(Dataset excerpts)

◇ ◇ ◇ ◇ ◇ ◇ ◇

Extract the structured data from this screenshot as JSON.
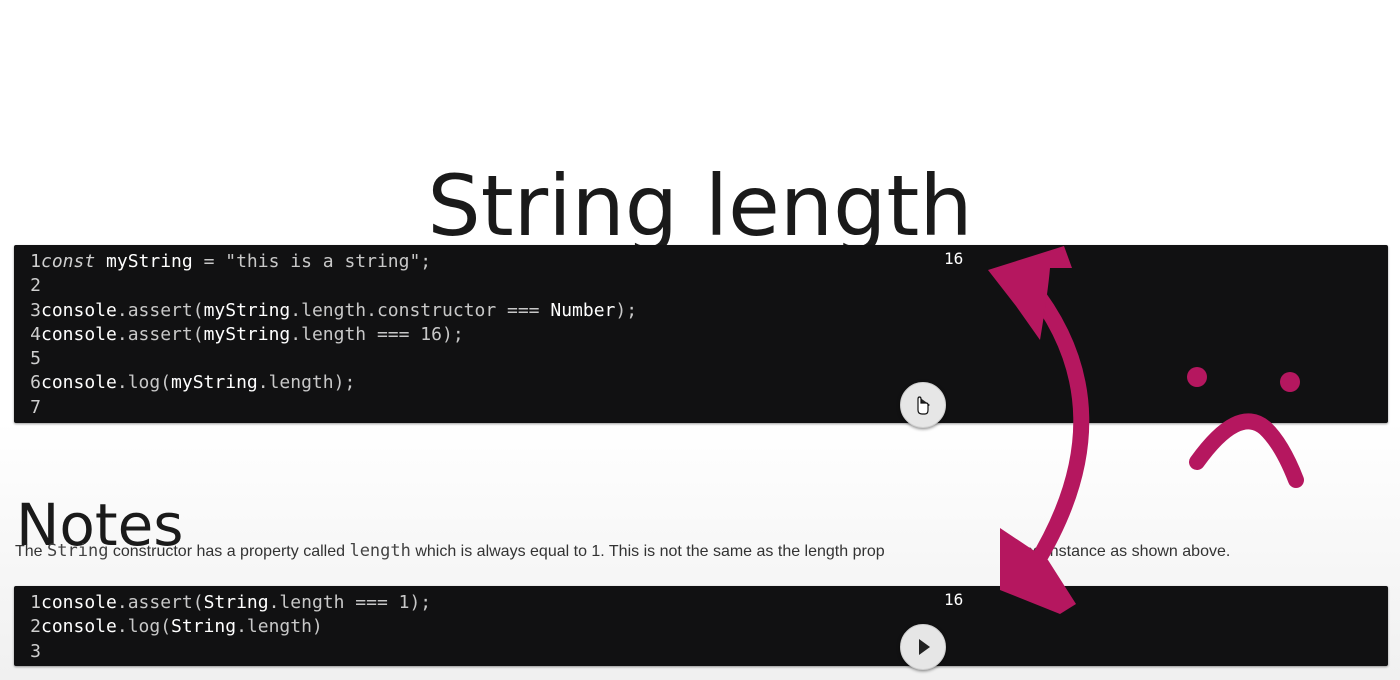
{
  "title": "String length",
  "editor1": {
    "output": "16",
    "lines": [
      {
        "num": "1",
        "tokens": [
          {
            "t": "const",
            "c": "k"
          },
          {
            "t": " ",
            "c": "p"
          },
          {
            "t": "myString",
            "c": "id"
          },
          {
            "t": " = \"this is a string\";",
            "c": "p"
          }
        ]
      },
      {
        "num": "2",
        "tokens": []
      },
      {
        "num": "3",
        "tokens": [
          {
            "t": "console",
            "c": "id"
          },
          {
            "t": ".assert(",
            "c": "p"
          },
          {
            "t": "myString",
            "c": "id"
          },
          {
            "t": ".length.constructor === ",
            "c": "p"
          },
          {
            "t": "Number",
            "c": "id"
          },
          {
            "t": ");",
            "c": "p"
          }
        ]
      },
      {
        "num": "4",
        "tokens": [
          {
            "t": "console",
            "c": "id"
          },
          {
            "t": ".assert(",
            "c": "p"
          },
          {
            "t": "myString",
            "c": "id"
          },
          {
            "t": ".length === 16);",
            "c": "p"
          }
        ]
      },
      {
        "num": "5",
        "tokens": []
      },
      {
        "num": "6",
        "tokens": [
          {
            "t": "console",
            "c": "id"
          },
          {
            "t": ".log(",
            "c": "p"
          },
          {
            "t": "myString",
            "c": "id"
          },
          {
            "t": ".length);",
            "c": "p"
          }
        ]
      },
      {
        "num": "7",
        "tokens": []
      }
    ]
  },
  "notes": {
    "heading": "Notes",
    "text_parts": [
      {
        "t": "The ",
        "mono": false
      },
      {
        "t": "String",
        "mono": true
      },
      {
        "t": " constructor has a property called ",
        "mono": false
      },
      {
        "t": "length",
        "mono": true
      },
      {
        "t": " which is always equal to 1. This is not the same as the length prop",
        "mono": false
      },
      {
        "t": "string instance as shown above.",
        "mono": false,
        "gap": true
      }
    ]
  },
  "editor2": {
    "output": "16",
    "lines": [
      {
        "num": "1",
        "tokens": [
          {
            "t": "console",
            "c": "id"
          },
          {
            "t": ".assert(",
            "c": "p"
          },
          {
            "t": "String",
            "c": "id"
          },
          {
            "t": ".length === 1);",
            "c": "p"
          }
        ]
      },
      {
        "num": "2",
        "tokens": [
          {
            "t": "console",
            "c": "id"
          },
          {
            "t": ".log(",
            "c": "p"
          },
          {
            "t": "String",
            "c": "id"
          },
          {
            "t": ".length)",
            "c": "p"
          }
        ]
      },
      {
        "num": "3",
        "tokens": []
      }
    ]
  },
  "icons": {
    "run_button": "play-icon",
    "cursor": "hand-pointer-icon",
    "annotation_arrow": "double-arrow-icon",
    "annotation_face": "sad-face-icon"
  },
  "colors": {
    "editor_bg": "#111112",
    "annotation": "#b5175f"
  }
}
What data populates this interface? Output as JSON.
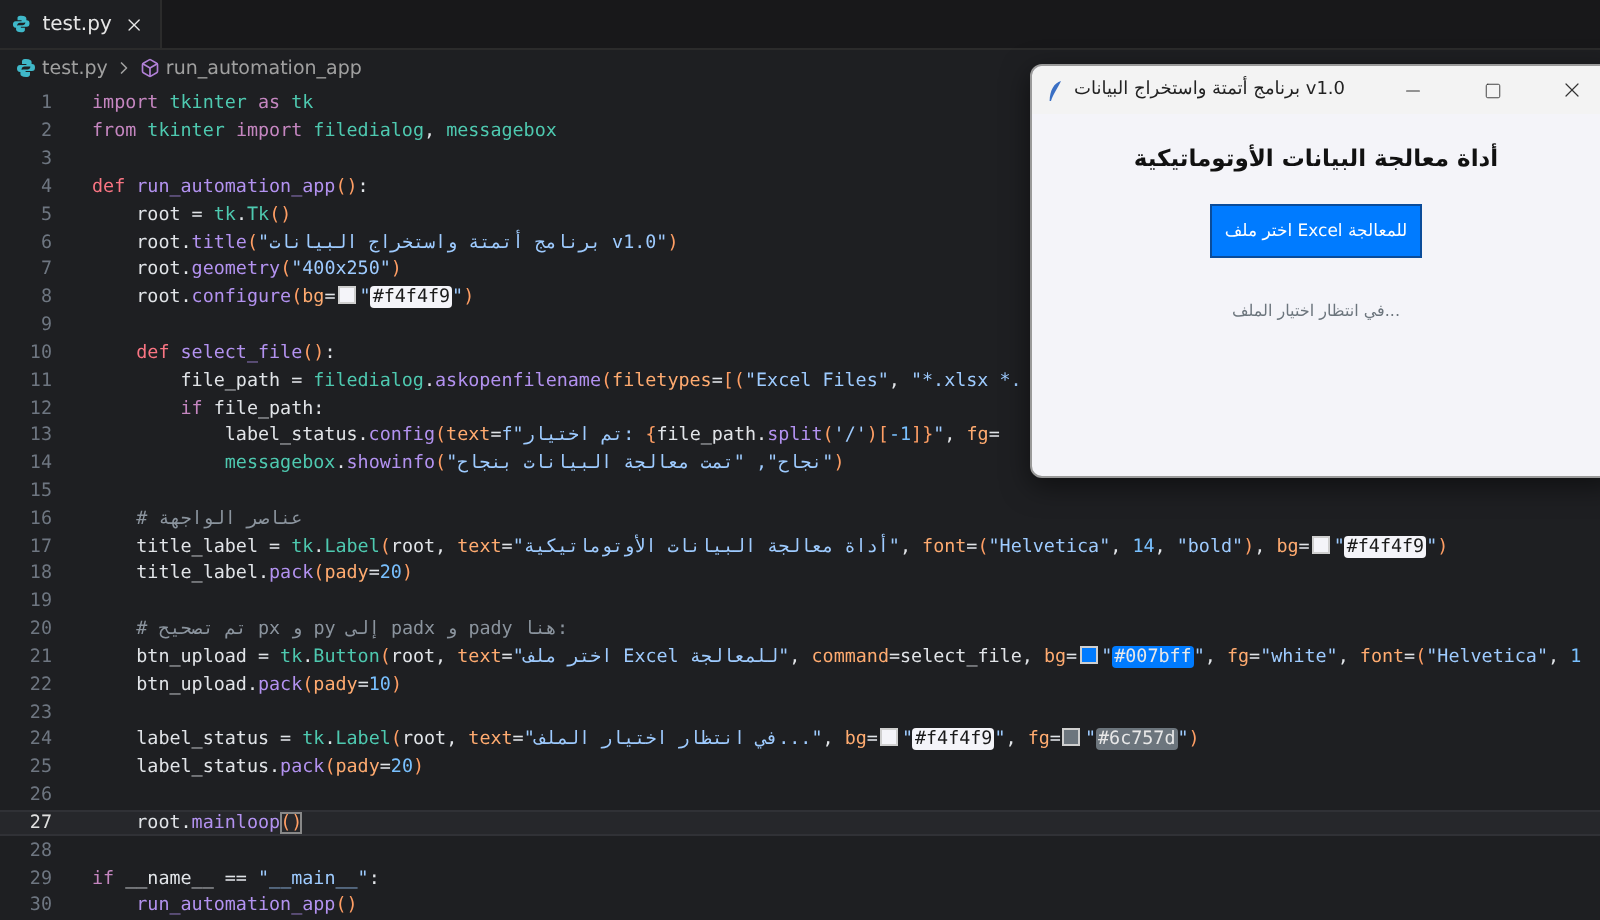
{
  "tab": {
    "label": "test.py",
    "selected": true
  },
  "breadcrumb": {
    "file": "test.py",
    "symbol": "run_automation_app"
  },
  "code_lines": [
    {
      "number": "1",
      "current": false,
      "tokens": [
        {
          "text": "import",
          "kind": "keyword"
        },
        {
          "text": " tkinter",
          "kind": "module"
        },
        {
          "text": " as ",
          "kind": "keyword"
        },
        {
          "text": "tk",
          "kind": "module"
        }
      ]
    },
    {
      "number": "2",
      "current": false,
      "tokens": [
        {
          "text": "from",
          "kind": "keyword"
        },
        {
          "text": " tkinter",
          "kind": "module"
        },
        {
          "text": " import ",
          "kind": "keyword"
        },
        {
          "text": "filedialog",
          "kind": "module"
        },
        {
          "text": ", ",
          "kind": "plain"
        },
        {
          "text": "messagebox",
          "kind": "module"
        }
      ]
    },
    {
      "number": "3",
      "current": false
    },
    {
      "number": "4",
      "current": false,
      "tokens": [
        {
          "text": "def",
          "kind": "def"
        },
        {
          "text": " run_automation_app",
          "kind": "function"
        },
        {
          "text": "()",
          "kind": "bracket"
        },
        {
          "text": ":",
          "kind": "plain"
        }
      ]
    },
    {
      "number": "5",
      "current": false,
      "tokens": [
        {
          "text": "    root = ",
          "kind": "plain"
        },
        {
          "text": "tk",
          "kind": "module"
        },
        {
          "text": ".",
          "kind": "plain"
        },
        {
          "text": "Tk",
          "kind": "module"
        },
        {
          "text": "()",
          "kind": "bracket"
        }
      ]
    },
    {
      "number": "6",
      "current": false,
      "tokens": [
        {
          "text": "    root.",
          "kind": "plain"
        },
        {
          "text": "title",
          "kind": "function"
        },
        {
          "text": "(",
          "kind": "bracket"
        },
        {
          "text": "\"برنامج أتمتة واستخراج البيانات v1.0\"",
          "kind": "string"
        },
        {
          "text": ")",
          "kind": "bracket"
        }
      ]
    },
    {
      "number": "7",
      "current": false,
      "tokens": [
        {
          "text": "    root.",
          "kind": "plain"
        },
        {
          "text": "geometry",
          "kind": "function"
        },
        {
          "text": "(",
          "kind": "bracket"
        },
        {
          "text": "\"400x250\"",
          "kind": "string"
        },
        {
          "text": ")",
          "kind": "bracket"
        }
      ]
    },
    {
      "number": "8",
      "current": false,
      "tokens": [
        {
          "text": "    root.",
          "kind": "plain"
        },
        {
          "text": "configure",
          "kind": "function"
        },
        {
          "text": "(",
          "kind": "bracket"
        },
        {
          "text": "bg",
          "kind": "param"
        },
        {
          "text": "=",
          "kind": "plain"
        },
        {
          "kind": "swatch",
          "color": "#f4f4f9"
        },
        {
          "text": "\"",
          "kind": "string"
        },
        {
          "text": "#f4f4f9",
          "kind": "hex",
          "color": "#f4f4f9"
        },
        {
          "text": "\"",
          "kind": "string"
        },
        {
          "text": ")",
          "kind": "bracket"
        }
      ]
    },
    {
      "number": "9",
      "current": false
    },
    {
      "number": "10",
      "current": false,
      "tokens": [
        {
          "text": "    def",
          "kind": "def"
        },
        {
          "text": " select_file",
          "kind": "function"
        },
        {
          "text": "()",
          "kind": "bracket"
        },
        {
          "text": ":",
          "kind": "plain"
        }
      ]
    },
    {
      "number": "11",
      "current": false,
      "tokens": [
        {
          "text": "        file_path = ",
          "kind": "plain"
        },
        {
          "text": "filedialog",
          "kind": "module"
        },
        {
          "text": ".",
          "kind": "plain"
        },
        {
          "text": "askopenfilename",
          "kind": "function"
        },
        {
          "text": "(",
          "kind": "bracket"
        },
        {
          "text": "filetypes",
          "kind": "param"
        },
        {
          "text": "=",
          "kind": "plain"
        },
        {
          "text": "[(",
          "kind": "bracket"
        },
        {
          "text": "\"Excel Files\"",
          "kind": "string"
        },
        {
          "text": ", ",
          "kind": "plain"
        },
        {
          "text": "\"*.xlsx *.",
          "kind": "string"
        }
      ]
    },
    {
      "number": "12",
      "current": false,
      "tokens": [
        {
          "text": "        if",
          "kind": "keyword"
        },
        {
          "text": " file_path:",
          "kind": "plain"
        }
      ]
    },
    {
      "number": "13",
      "current": false,
      "tokens": [
        {
          "text": "            label_status.",
          "kind": "plain"
        },
        {
          "text": "config",
          "kind": "function"
        },
        {
          "text": "(",
          "kind": "bracket"
        },
        {
          "text": "text",
          "kind": "param"
        },
        {
          "text": "=",
          "kind": "plain"
        },
        {
          "text": "f\"تم اختيار: ",
          "kind": "string"
        },
        {
          "text": "{",
          "kind": "bracket"
        },
        {
          "text": "file_path.",
          "kind": "plain"
        },
        {
          "text": "split",
          "kind": "function"
        },
        {
          "text": "(",
          "kind": "bracket"
        },
        {
          "text": "'/'",
          "kind": "string"
        },
        {
          "text": ")[",
          "kind": "bracket"
        },
        {
          "text": "-1",
          "kind": "number"
        },
        {
          "text": "]}",
          "kind": "bracket"
        },
        {
          "text": "\"",
          "kind": "string"
        },
        {
          "text": ", ",
          "kind": "plain"
        },
        {
          "text": "fg",
          "kind": "param"
        },
        {
          "text": "=",
          "kind": "plain"
        }
      ]
    },
    {
      "number": "14",
      "current": false,
      "tokens": [
        {
          "text": "            messagebox",
          "kind": "module"
        },
        {
          "text": ".",
          "kind": "plain"
        },
        {
          "text": "showinfo",
          "kind": "function"
        },
        {
          "text": "(",
          "kind": "bracket"
        },
        {
          "text": "\"نجاح\", \"تمت معالجة البيانات بنجاح\"",
          "kind": "string"
        },
        {
          "text": ")",
          "kind": "bracket"
        }
      ]
    },
    {
      "number": "15",
      "current": false
    },
    {
      "number": "16",
      "current": false,
      "tokens": [
        {
          "text": "    # عناصر الواجهة",
          "kind": "comment"
        }
      ]
    },
    {
      "number": "17",
      "current": false,
      "tokens": [
        {
          "text": "    title_label = ",
          "kind": "plain"
        },
        {
          "text": "tk",
          "kind": "module"
        },
        {
          "text": ".",
          "kind": "plain"
        },
        {
          "text": "Label",
          "kind": "module"
        },
        {
          "text": "(",
          "kind": "bracket"
        },
        {
          "text": "root, ",
          "kind": "plain"
        },
        {
          "text": "text",
          "kind": "param"
        },
        {
          "text": "=",
          "kind": "plain"
        },
        {
          "text": "\"أداة معالجة البيانات الأوتوماتيكية\"",
          "kind": "string"
        },
        {
          "text": ", ",
          "kind": "plain"
        },
        {
          "text": "font",
          "kind": "param"
        },
        {
          "text": "=",
          "kind": "plain"
        },
        {
          "text": "(",
          "kind": "bracket"
        },
        {
          "text": "\"Helvetica\"",
          "kind": "string"
        },
        {
          "text": ", ",
          "kind": "plain"
        },
        {
          "text": "14",
          "kind": "number"
        },
        {
          "text": ", ",
          "kind": "plain"
        },
        {
          "text": "\"bold\"",
          "kind": "string"
        },
        {
          "text": ")",
          "kind": "bracket"
        },
        {
          "text": ", ",
          "kind": "plain"
        },
        {
          "text": "bg",
          "kind": "param"
        },
        {
          "text": "=",
          "kind": "plain"
        },
        {
          "kind": "swatch",
          "color": "#f4f4f9"
        },
        {
          "text": "\"",
          "kind": "string"
        },
        {
          "text": "#f4f4f9",
          "kind": "hex",
          "color": "#f4f4f9"
        },
        {
          "text": "\"",
          "kind": "string"
        },
        {
          "text": ")",
          "kind": "bracket"
        }
      ]
    },
    {
      "number": "18",
      "current": false,
      "tokens": [
        {
          "text": "    title_label.",
          "kind": "plain"
        },
        {
          "text": "pack",
          "kind": "function"
        },
        {
          "text": "(",
          "kind": "bracket"
        },
        {
          "text": "pady",
          "kind": "param"
        },
        {
          "text": "=",
          "kind": "plain"
        },
        {
          "text": "20",
          "kind": "number"
        },
        {
          "text": ")",
          "kind": "bracket"
        }
      ]
    },
    {
      "number": "19",
      "current": false
    },
    {
      "number": "20",
      "current": false,
      "tokens": [
        {
          "text": "    # تم تصحيح px و py إلى padx و pady هنا:",
          "kind": "comment"
        }
      ]
    },
    {
      "number": "21",
      "current": false,
      "tokens": [
        {
          "text": "    btn_upload = ",
          "kind": "plain"
        },
        {
          "text": "tk",
          "kind": "module"
        },
        {
          "text": ".",
          "kind": "plain"
        },
        {
          "text": "Button",
          "kind": "module"
        },
        {
          "text": "(",
          "kind": "bracket"
        },
        {
          "text": "root, ",
          "kind": "plain"
        },
        {
          "text": "text",
          "kind": "param"
        },
        {
          "text": "=",
          "kind": "plain"
        },
        {
          "text": "\"اختر ملف Excel للمعالجة\"",
          "kind": "string"
        },
        {
          "text": ", ",
          "kind": "plain"
        },
        {
          "text": "command",
          "kind": "param"
        },
        {
          "text": "=select_file, ",
          "kind": "plain"
        },
        {
          "text": "bg",
          "kind": "param"
        },
        {
          "text": "=",
          "kind": "plain"
        },
        {
          "kind": "swatch",
          "color": "#007bff"
        },
        {
          "text": "\"",
          "kind": "string"
        },
        {
          "text": "#007bff",
          "kind": "hex",
          "color": "#007bff"
        },
        {
          "text": "\"",
          "kind": "string"
        },
        {
          "text": ", ",
          "kind": "plain"
        },
        {
          "text": "fg",
          "kind": "param"
        },
        {
          "text": "=",
          "kind": "plain"
        },
        {
          "text": "\"white\"",
          "kind": "string"
        },
        {
          "text": ", ",
          "kind": "plain"
        },
        {
          "text": "font",
          "kind": "param"
        },
        {
          "text": "=",
          "kind": "plain"
        },
        {
          "text": "(",
          "kind": "bracket"
        },
        {
          "text": "\"Helvetica\"",
          "kind": "string"
        },
        {
          "text": ", ",
          "kind": "plain"
        },
        {
          "text": "1",
          "kind": "number"
        }
      ]
    },
    {
      "number": "22",
      "current": false,
      "tokens": [
        {
          "text": "    btn_upload.",
          "kind": "plain"
        },
        {
          "text": "pack",
          "kind": "function"
        },
        {
          "text": "(",
          "kind": "bracket"
        },
        {
          "text": "pady",
          "kind": "param"
        },
        {
          "text": "=",
          "kind": "plain"
        },
        {
          "text": "10",
          "kind": "number"
        },
        {
          "text": ")",
          "kind": "bracket"
        }
      ]
    },
    {
      "number": "23",
      "current": false
    },
    {
      "number": "24",
      "current": false,
      "tokens": [
        {
          "text": "    label_status = ",
          "kind": "plain"
        },
        {
          "text": "tk",
          "kind": "module"
        },
        {
          "text": ".",
          "kind": "plain"
        },
        {
          "text": "Label",
          "kind": "module"
        },
        {
          "text": "(",
          "kind": "bracket"
        },
        {
          "text": "root, ",
          "kind": "plain"
        },
        {
          "text": "text",
          "kind": "param"
        },
        {
          "text": "=",
          "kind": "plain"
        },
        {
          "text": "\"في انتظار اختيار الملف...\"",
          "kind": "string"
        },
        {
          "text": ", ",
          "kind": "plain"
        },
        {
          "text": "bg",
          "kind": "param"
        },
        {
          "text": "=",
          "kind": "plain"
        },
        {
          "kind": "swatch",
          "color": "#f4f4f9"
        },
        {
          "text": "\"",
          "kind": "string"
        },
        {
          "text": "#f4f4f9",
          "kind": "hex",
          "color": "#f4f4f9"
        },
        {
          "text": "\"",
          "kind": "string"
        },
        {
          "text": ", ",
          "kind": "plain"
        },
        {
          "text": "fg",
          "kind": "param"
        },
        {
          "text": "=",
          "kind": "plain"
        },
        {
          "kind": "swatch",
          "color": "#6c757d"
        },
        {
          "text": "\"",
          "kind": "string"
        },
        {
          "text": "#6c757d",
          "kind": "hex",
          "color": "#6c757d"
        },
        {
          "text": "\"",
          "kind": "string"
        },
        {
          "text": ")",
          "kind": "bracket"
        }
      ]
    },
    {
      "number": "25",
      "current": false,
      "tokens": [
        {
          "text": "    label_status.",
          "kind": "plain"
        },
        {
          "text": "pack",
          "kind": "function"
        },
        {
          "text": "(",
          "kind": "bracket"
        },
        {
          "text": "pady",
          "kind": "param"
        },
        {
          "text": "=",
          "kind": "plain"
        },
        {
          "text": "20",
          "kind": "number"
        },
        {
          "text": ")",
          "kind": "bracket"
        }
      ]
    },
    {
      "number": "26",
      "current": false
    },
    {
      "number": "27",
      "current": true,
      "tokens": [
        {
          "text": "    root.",
          "kind": "plain"
        },
        {
          "text": "mainloop",
          "kind": "function"
        },
        {
          "text": "()",
          "kind": "bracket"
        }
      ]
    },
    {
      "number": "28",
      "current": false
    },
    {
      "number": "29",
      "current": false,
      "tokens": [
        {
          "text": "if",
          "kind": "keyword"
        },
        {
          "text": " __name__ == ",
          "kind": "plain"
        },
        {
          "text": "\"__main__\"",
          "kind": "string"
        },
        {
          "text": ":",
          "kind": "plain"
        }
      ]
    },
    {
      "number": "30",
      "current": false,
      "tokens": [
        {
          "text": "    run_automation_app",
          "kind": "function"
        },
        {
          "text": "()",
          "kind": "bracket"
        }
      ]
    }
  ],
  "app_window": {
    "title": "برنامج أتمتة واستخراج البيانات v1.0",
    "heading": "أداة معالجة البيانات الأوتوماتيكية",
    "button": "اختر ملف Excel للمعالجة",
    "status": "في انتظار اختيار الملف..."
  }
}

◇ ◇ ◇ ◇ ◇ ◇ ◇

Identify the lines of the entries containing the string "اختر". Copy each such line.

• _Complete response_
          "text": "\"اختر ملف Excel للمعالجة\"",
    "button": "اختر ملف Excel للمعالجة",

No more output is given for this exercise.